● **Written request**
Can you transcribe every entry word for word, skipping the images?

● **Records shown**
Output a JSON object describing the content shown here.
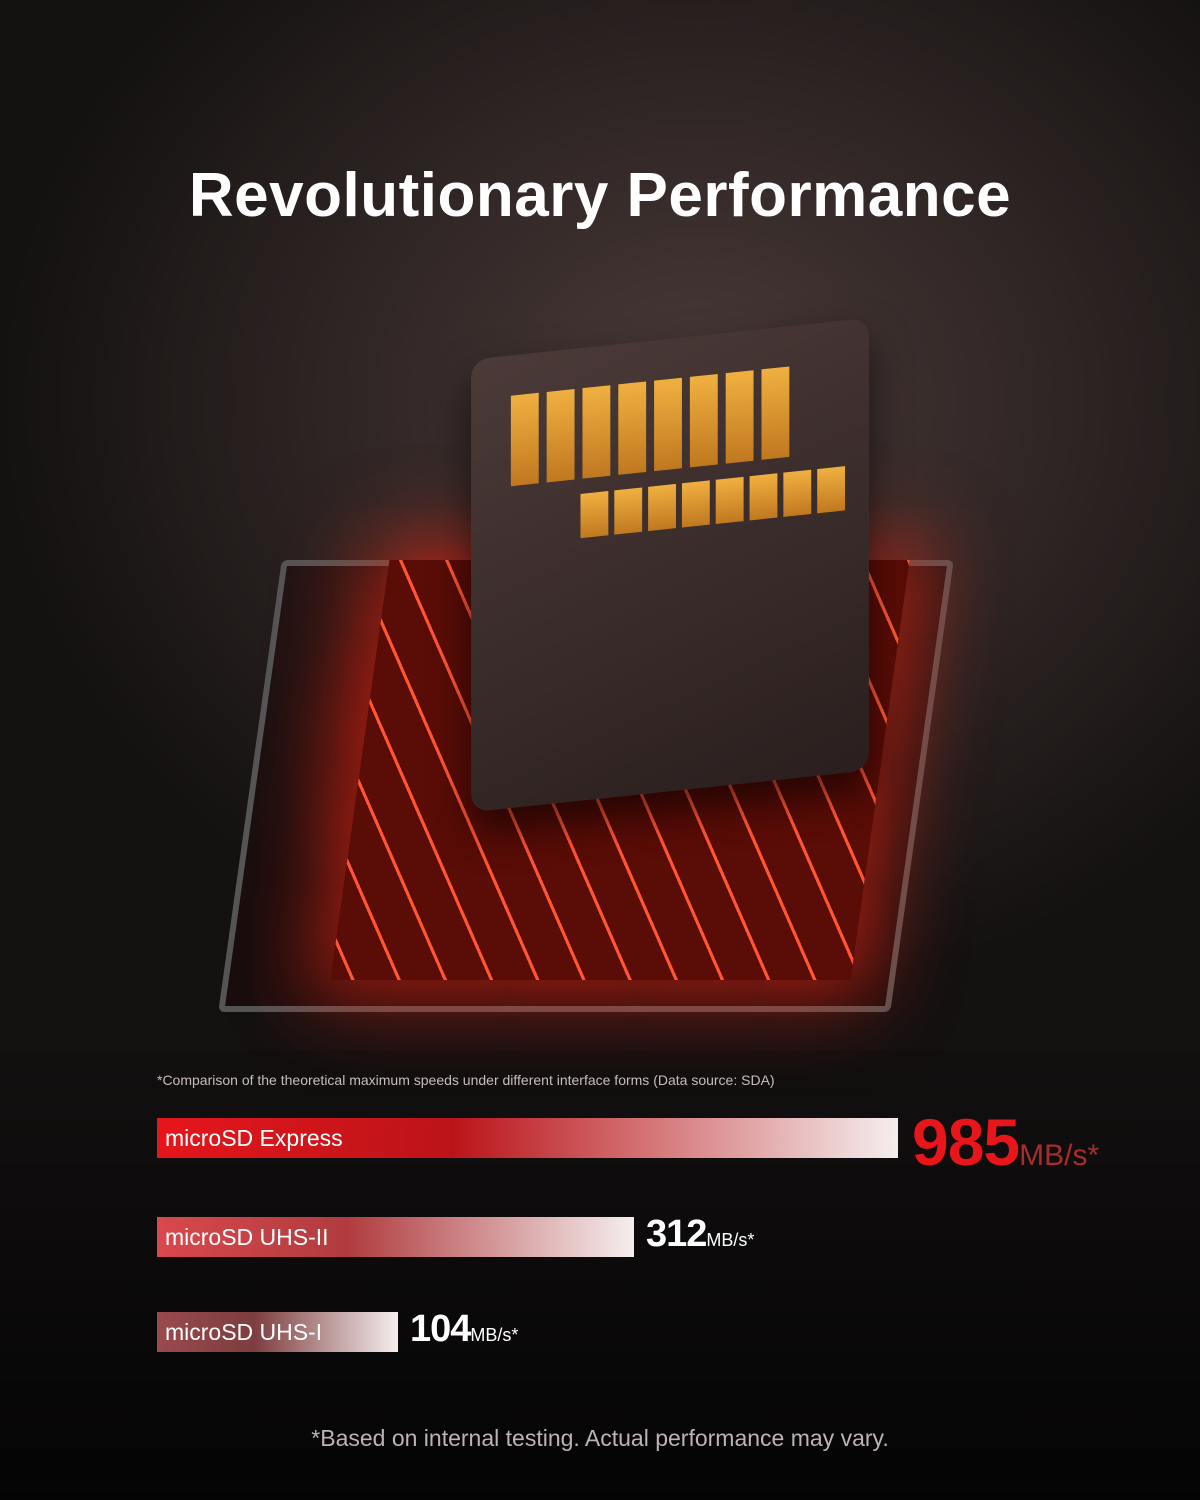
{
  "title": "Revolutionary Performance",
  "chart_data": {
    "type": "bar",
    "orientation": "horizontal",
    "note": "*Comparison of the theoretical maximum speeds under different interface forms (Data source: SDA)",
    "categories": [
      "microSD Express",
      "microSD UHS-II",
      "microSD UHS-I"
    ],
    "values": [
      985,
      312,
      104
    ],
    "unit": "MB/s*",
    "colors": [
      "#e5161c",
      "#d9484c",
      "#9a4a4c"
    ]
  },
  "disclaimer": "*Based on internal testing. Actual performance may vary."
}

● **Exercise output**
Output a JSON object describing the content shown here.
{
  "title": "Revolutionary Performance",
  "chart_data": {
    "type": "bar",
    "orientation": "horizontal",
    "note": "*Comparison of the theoretical maximum speeds under different interface forms (Data source: SDA)",
    "categories": [
      "microSD Express",
      "microSD UHS-II",
      "microSD UHS-I"
    ],
    "values": [
      985,
      312,
      104
    ],
    "unit": "MB/s*",
    "colors": [
      "#e5161c",
      "#d9484c",
      "#9a4a4c"
    ]
  },
  "disclaimer": "*Based on internal testing. Actual performance may vary."
}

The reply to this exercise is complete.